> _EXERCISE DETAILS_
For each line below that includes the word "name", make a copy.

Lines of data
━━━━━━━━━━━━━━━━━━━━

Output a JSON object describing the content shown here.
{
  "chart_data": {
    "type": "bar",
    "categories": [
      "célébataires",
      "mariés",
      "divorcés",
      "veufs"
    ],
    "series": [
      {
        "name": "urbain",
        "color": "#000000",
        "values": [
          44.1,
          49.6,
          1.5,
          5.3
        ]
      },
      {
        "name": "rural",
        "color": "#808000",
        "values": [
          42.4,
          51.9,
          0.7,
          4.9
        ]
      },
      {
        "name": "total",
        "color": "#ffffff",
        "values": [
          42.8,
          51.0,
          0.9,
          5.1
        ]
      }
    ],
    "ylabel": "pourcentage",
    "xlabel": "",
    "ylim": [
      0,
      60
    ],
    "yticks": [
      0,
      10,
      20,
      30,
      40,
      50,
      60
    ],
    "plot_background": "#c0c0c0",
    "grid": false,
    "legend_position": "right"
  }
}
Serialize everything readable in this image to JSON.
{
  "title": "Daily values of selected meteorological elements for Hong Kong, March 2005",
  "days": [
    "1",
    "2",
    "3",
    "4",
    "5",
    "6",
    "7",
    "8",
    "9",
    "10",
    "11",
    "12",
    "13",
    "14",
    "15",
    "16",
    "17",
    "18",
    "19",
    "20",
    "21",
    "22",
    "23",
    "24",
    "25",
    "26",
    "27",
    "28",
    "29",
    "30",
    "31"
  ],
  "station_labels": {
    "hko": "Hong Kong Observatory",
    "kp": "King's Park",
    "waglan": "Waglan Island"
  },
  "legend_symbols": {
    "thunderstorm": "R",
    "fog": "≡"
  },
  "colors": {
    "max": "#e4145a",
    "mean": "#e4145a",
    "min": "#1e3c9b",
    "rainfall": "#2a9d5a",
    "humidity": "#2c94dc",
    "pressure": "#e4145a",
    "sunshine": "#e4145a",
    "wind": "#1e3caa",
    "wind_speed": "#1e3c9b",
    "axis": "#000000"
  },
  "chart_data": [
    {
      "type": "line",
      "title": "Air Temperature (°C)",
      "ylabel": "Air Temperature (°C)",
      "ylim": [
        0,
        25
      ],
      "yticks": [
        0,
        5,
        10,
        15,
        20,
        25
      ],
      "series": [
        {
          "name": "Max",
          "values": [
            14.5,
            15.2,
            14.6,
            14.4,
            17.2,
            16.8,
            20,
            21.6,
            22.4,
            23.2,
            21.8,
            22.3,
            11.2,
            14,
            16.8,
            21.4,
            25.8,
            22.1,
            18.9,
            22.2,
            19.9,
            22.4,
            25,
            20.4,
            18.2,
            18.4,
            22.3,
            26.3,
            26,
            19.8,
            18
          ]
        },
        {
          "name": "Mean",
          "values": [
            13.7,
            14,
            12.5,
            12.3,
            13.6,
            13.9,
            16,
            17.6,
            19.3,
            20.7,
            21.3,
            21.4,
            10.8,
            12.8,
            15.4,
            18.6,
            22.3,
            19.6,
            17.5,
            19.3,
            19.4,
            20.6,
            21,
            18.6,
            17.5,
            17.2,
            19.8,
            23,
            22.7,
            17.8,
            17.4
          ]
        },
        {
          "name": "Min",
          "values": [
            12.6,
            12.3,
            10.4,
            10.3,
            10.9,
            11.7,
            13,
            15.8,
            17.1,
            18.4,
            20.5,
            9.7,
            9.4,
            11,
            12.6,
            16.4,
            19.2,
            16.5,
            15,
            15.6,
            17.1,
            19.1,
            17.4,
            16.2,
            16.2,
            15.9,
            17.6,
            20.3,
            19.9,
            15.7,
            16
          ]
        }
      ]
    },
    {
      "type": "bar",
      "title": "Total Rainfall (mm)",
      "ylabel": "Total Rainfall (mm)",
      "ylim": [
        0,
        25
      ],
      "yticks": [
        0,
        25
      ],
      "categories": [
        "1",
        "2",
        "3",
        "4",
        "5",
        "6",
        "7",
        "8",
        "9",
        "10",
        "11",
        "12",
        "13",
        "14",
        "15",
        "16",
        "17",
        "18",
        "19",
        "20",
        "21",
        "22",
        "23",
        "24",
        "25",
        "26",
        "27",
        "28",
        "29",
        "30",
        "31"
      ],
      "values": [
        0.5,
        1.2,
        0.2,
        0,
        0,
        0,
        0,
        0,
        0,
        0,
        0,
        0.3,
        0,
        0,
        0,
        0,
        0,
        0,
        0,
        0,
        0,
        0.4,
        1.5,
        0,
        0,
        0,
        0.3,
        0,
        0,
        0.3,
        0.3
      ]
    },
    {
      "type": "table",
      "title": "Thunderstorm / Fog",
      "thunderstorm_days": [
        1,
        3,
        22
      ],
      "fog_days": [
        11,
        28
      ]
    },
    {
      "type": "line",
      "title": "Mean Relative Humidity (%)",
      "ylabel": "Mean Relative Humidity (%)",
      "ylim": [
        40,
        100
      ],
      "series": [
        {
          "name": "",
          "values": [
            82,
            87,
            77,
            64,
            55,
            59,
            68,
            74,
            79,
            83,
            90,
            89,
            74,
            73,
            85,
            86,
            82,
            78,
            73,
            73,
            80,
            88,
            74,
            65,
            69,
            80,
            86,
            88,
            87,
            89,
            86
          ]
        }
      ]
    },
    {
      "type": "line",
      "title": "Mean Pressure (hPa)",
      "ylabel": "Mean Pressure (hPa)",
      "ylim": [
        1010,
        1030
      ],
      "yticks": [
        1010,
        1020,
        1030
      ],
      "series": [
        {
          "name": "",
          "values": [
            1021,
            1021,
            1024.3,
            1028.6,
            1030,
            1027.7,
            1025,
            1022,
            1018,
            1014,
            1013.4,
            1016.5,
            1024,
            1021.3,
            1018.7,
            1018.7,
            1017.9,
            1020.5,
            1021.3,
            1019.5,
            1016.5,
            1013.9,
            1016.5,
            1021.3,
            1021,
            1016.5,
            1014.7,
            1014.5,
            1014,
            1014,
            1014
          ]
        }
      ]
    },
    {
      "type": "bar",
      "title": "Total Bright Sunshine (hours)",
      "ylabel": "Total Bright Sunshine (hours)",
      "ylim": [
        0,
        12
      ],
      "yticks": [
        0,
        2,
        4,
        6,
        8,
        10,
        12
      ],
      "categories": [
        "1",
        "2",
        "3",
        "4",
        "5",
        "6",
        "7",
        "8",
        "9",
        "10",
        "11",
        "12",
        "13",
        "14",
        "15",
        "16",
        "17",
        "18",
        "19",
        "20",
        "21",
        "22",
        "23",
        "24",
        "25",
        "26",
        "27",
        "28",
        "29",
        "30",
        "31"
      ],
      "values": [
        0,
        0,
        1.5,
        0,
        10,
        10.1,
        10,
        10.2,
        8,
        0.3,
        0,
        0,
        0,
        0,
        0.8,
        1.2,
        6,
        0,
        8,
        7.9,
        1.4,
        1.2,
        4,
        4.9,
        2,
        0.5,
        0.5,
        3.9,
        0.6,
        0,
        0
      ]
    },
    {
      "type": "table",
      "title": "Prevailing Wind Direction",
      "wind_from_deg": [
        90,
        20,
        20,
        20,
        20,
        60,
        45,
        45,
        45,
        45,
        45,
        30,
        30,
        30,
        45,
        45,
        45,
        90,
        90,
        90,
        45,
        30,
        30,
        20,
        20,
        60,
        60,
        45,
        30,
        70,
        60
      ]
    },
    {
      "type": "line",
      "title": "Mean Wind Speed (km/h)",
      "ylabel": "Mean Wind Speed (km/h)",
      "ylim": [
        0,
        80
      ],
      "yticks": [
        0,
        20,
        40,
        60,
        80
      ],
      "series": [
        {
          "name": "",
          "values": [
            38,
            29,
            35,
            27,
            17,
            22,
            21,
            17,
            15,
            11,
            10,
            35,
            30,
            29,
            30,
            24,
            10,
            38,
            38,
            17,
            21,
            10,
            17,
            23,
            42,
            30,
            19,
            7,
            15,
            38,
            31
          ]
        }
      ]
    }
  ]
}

━━━━━━━━━━━━━━━━━━━━

> _SOLUTION BELOW_
        "name": "urbain",
        "name": "rural",
        "name": "total",
          "name": "Max",
          "name": "Mean",
          "name": "Min",
          "name": "",
          "name": "",
          "name": "",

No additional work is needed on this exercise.